▶ EXCERPTED RECORDS
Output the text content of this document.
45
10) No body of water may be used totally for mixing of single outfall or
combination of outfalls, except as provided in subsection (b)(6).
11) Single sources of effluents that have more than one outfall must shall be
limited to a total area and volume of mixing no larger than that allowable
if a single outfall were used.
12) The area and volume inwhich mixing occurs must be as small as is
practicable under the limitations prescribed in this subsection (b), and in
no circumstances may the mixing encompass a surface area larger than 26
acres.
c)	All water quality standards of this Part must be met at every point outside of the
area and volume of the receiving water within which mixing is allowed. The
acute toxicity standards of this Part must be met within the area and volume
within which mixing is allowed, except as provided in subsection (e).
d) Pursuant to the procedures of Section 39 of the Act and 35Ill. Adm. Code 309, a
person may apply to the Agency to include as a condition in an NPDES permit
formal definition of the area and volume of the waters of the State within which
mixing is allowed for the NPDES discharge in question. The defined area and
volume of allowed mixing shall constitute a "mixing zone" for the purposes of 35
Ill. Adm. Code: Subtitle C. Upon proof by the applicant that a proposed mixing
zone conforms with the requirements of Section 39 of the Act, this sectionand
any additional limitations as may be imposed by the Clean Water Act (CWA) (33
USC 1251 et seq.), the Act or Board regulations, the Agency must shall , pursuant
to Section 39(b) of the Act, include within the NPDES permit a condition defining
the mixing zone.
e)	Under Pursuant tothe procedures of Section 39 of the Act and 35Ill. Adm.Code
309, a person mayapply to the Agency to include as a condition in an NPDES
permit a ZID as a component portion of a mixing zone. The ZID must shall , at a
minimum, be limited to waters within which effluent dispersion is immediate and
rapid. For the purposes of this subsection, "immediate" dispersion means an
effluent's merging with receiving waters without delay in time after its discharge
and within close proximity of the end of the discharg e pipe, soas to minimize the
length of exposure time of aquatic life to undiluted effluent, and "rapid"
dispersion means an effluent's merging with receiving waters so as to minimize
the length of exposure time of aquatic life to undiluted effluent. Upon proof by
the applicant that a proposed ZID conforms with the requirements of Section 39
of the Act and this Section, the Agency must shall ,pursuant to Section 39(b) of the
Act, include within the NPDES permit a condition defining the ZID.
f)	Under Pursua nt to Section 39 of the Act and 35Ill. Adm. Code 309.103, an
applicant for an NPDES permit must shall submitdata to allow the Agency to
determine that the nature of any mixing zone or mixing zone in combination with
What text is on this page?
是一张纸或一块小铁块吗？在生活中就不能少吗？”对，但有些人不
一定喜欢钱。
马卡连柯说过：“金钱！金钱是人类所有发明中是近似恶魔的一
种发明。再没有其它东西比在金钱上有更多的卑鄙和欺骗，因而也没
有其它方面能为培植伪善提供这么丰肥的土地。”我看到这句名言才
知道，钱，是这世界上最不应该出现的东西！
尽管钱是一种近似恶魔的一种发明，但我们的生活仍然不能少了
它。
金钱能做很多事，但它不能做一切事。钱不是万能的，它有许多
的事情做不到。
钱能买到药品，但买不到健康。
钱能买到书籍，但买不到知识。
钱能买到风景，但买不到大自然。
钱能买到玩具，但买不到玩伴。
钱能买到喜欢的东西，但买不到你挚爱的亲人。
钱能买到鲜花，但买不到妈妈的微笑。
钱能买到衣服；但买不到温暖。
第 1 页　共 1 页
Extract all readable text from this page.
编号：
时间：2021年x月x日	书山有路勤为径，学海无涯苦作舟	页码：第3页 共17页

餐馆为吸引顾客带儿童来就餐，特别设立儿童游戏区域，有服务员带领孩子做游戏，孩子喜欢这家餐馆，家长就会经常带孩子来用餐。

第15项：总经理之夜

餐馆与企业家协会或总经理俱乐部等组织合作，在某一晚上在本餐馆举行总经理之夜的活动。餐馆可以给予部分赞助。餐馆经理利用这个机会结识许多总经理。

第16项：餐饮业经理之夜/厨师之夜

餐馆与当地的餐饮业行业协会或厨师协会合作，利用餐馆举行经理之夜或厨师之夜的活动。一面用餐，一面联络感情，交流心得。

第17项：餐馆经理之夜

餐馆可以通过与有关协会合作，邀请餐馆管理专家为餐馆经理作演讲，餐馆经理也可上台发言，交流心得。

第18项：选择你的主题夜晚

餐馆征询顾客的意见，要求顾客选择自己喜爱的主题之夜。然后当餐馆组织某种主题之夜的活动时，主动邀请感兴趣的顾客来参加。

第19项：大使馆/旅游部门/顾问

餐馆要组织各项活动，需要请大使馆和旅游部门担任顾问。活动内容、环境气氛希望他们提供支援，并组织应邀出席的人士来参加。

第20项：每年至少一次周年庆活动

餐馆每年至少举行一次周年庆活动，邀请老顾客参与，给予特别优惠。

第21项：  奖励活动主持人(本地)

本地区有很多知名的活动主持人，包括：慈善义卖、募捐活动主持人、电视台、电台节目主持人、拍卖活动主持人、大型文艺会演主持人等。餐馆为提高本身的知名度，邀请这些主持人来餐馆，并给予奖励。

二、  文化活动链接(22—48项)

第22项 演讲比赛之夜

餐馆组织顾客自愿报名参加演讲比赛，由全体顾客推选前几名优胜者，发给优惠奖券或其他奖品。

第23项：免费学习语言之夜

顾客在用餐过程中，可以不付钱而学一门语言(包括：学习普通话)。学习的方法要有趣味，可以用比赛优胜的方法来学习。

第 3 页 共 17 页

▶ WHAT THE TASK REQUIRES
Write out every line of the preceding listing that contains "applicant".

▶ RESPONSE TO THIS EXERCISE
Ill. Adm. Code: Subtitle C. Upon proof by the applicant that a proposed mixing
the applicant that a proposed ZID conforms with the requirements of Section 39
applicant for an NPDES permit must shall submitdata to allow the Agency to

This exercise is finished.